- 課題の内容 -
嫌な記憶の改変についての本文から、「求められた脳の活動パターンが」から「フの犬のように学び始めます。」までを、両端の語句も含めて一字も変えずに書き写すこと。

- 本文 -
····················

嫌な記憶の「嫌」部分を無意識的な条件付けで改変することに成功!
心的外傷後ストレス障害(PTSD)をはじめとして、ネガディブな記憶はヒトの精神に持続的な負担を与えることが知られています。
しかし治療法は限られており、多くの人々が苦しみをかかえています。
そこで近年、研究者たちは問題の根本にある「記憶を治療」する新たな手法を開発しました。
この手法はまず、被験者たちに電気ショックを与えたり恐怖画像を見せたときの、脳の神経活動をMRIやEEGによって測定し、AIによってパターン化することからはじまります。
痛みや恐怖を感じた時に神経回路が発する特徴的な活動を解読して、痛みや恐怖のコードを作成するのです。
次に、被験者を再びMRIの内部に入れ、あるゲームをしてもらいます。
といってもゲームパッドやマウスを使うものではなく、精神を自己調節して、脳の状態を研究者が求めた特定の活動パターンに変化させるというものです。
求められた脳の活動パターンが、どんな感情と結びついているかは被験者たちには明かされませんでしたが、目標とする状態に達すると、報酬として現金が与えられることになっていました。
そのため被験者たちは、現金を求めて、何度も何度も脳活動を求められる状態に変化させました。
そうして、しばらく繰り返すうちに被験者たちの脳は、特定の活動パターンと報酬の関係を、パブロフの犬のように学び始めます。

····················

- 提供資料 -
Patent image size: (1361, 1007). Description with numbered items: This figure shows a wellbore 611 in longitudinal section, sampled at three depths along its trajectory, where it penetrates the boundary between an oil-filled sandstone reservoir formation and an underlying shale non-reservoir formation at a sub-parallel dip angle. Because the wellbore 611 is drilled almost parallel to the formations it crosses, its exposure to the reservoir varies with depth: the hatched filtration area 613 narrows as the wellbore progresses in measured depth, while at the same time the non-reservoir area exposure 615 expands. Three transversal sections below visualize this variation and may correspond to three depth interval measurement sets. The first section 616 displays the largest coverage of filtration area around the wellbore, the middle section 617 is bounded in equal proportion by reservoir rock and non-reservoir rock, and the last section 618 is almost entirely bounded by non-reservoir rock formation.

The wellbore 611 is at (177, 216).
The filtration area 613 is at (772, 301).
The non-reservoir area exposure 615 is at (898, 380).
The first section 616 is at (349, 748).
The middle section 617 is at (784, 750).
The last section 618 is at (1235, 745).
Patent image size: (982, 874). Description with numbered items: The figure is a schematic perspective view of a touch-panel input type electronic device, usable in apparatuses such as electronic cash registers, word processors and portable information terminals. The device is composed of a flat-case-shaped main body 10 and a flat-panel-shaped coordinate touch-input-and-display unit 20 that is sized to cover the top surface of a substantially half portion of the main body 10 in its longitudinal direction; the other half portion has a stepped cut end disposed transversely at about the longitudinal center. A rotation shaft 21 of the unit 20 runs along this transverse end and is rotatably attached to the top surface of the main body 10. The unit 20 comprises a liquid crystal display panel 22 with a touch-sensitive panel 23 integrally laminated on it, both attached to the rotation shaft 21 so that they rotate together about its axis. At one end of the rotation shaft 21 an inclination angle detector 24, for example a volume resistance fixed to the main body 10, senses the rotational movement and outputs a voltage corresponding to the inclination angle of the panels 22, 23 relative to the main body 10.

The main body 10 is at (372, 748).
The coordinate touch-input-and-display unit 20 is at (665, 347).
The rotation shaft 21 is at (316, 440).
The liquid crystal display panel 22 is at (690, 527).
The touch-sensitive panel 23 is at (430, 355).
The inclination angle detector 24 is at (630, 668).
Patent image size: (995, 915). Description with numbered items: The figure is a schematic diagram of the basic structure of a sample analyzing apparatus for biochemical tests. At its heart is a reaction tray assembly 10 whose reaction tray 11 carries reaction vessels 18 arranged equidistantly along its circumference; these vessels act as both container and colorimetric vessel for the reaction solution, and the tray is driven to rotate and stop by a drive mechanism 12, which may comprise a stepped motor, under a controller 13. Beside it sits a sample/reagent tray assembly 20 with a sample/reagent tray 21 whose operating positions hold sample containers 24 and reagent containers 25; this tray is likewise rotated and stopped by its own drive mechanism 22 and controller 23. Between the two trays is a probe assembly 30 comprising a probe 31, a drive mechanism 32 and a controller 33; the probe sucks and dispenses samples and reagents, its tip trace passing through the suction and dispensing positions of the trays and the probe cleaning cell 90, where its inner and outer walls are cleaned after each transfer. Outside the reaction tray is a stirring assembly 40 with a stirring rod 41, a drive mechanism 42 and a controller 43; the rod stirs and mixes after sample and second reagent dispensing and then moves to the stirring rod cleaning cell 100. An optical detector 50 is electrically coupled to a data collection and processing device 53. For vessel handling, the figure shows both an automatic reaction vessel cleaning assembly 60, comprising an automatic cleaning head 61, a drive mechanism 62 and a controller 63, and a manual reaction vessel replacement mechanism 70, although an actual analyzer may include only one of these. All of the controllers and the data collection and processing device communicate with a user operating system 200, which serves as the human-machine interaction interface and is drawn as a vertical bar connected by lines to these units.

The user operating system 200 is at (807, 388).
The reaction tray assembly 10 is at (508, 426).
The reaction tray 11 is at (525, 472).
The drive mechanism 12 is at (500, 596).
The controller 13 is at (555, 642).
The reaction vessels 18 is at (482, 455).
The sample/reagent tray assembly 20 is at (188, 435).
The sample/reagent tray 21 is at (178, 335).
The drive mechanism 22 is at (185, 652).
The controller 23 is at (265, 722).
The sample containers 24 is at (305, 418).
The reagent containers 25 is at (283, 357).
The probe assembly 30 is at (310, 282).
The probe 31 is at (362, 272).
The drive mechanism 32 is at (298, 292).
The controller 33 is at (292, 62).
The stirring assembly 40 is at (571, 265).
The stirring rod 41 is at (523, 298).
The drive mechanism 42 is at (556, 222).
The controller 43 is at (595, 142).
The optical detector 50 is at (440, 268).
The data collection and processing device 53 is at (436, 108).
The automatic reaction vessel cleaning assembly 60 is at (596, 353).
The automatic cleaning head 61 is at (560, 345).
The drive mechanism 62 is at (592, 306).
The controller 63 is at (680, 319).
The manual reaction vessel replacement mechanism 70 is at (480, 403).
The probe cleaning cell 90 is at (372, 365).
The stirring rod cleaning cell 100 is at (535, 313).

····················

- 問題の解答 -
求められた脳の活動パターンが、どんな感情と結びついているかは被験者たちには明かされませんでしたが、目標とする状態に達すると、報酬として現金が与えられることになっていました。
そのため被験者たちは、現金を求めて、何度も何度も脳活動を求められる状態に変化させました。
そうして、しばらく繰り返すうちに被験者たちの脳は、特定の活動パターンと報酬の関係を、パブロフの犬のように学び始めます。